### DATA ROWS

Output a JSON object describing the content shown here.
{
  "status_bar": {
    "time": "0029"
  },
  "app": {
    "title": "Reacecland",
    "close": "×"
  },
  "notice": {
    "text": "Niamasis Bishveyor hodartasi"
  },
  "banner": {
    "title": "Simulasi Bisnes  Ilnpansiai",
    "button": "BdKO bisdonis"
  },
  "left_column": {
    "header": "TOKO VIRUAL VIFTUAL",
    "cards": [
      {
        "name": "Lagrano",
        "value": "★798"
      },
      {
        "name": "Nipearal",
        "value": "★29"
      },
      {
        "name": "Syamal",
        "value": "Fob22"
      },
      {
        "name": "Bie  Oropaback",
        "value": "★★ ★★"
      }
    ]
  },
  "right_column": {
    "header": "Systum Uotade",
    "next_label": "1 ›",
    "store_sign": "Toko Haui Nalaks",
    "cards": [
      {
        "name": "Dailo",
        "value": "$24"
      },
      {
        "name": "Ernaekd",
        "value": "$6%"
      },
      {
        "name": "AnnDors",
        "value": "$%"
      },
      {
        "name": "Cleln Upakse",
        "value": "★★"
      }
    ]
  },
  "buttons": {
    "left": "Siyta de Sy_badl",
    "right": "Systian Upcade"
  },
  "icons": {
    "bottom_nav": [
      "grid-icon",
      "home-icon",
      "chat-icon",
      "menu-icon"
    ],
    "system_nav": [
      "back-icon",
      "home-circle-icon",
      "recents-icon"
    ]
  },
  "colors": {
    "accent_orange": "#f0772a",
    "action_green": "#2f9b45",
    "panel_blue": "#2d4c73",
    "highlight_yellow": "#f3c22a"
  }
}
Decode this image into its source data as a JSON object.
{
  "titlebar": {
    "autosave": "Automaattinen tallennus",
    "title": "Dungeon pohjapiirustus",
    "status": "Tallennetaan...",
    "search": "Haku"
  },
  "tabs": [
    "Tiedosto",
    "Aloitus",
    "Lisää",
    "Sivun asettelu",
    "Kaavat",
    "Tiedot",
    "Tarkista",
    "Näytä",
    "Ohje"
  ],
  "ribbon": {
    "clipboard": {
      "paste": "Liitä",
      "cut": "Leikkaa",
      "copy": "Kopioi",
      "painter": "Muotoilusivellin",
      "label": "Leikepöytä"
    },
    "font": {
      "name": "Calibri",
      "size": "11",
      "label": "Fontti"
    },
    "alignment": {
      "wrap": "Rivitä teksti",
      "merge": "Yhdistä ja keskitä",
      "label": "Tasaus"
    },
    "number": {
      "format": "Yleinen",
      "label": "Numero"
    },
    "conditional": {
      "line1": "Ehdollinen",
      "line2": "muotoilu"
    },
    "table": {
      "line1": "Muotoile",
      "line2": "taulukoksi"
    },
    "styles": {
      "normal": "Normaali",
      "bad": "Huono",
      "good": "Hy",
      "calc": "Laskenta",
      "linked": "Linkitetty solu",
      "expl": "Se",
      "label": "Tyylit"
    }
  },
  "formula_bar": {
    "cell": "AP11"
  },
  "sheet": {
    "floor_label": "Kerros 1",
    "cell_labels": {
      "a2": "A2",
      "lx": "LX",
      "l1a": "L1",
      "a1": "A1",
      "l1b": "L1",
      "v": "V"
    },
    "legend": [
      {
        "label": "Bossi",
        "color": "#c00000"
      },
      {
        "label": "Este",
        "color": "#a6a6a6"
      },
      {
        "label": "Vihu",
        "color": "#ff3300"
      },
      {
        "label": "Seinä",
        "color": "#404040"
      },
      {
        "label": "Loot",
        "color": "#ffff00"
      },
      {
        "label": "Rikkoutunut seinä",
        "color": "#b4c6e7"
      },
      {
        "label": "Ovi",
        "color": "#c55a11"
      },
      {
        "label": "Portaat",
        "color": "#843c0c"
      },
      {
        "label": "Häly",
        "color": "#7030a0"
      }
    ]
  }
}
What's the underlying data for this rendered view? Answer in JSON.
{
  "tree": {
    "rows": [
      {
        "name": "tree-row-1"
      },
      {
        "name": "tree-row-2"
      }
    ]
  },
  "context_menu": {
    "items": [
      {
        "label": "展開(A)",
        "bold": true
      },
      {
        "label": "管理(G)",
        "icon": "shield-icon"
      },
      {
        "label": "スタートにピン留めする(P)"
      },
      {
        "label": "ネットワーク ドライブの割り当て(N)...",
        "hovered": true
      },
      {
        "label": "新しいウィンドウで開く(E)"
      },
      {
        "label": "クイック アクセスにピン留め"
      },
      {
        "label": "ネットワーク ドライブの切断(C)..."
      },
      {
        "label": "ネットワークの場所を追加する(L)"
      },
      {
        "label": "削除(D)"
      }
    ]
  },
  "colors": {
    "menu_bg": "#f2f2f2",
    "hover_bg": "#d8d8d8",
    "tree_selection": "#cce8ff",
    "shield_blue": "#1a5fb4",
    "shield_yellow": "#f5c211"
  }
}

######

» YOUR TASK:
How many of the lines above hold the word "value"? Give only that number.

» CORRECT OUTPUT:
8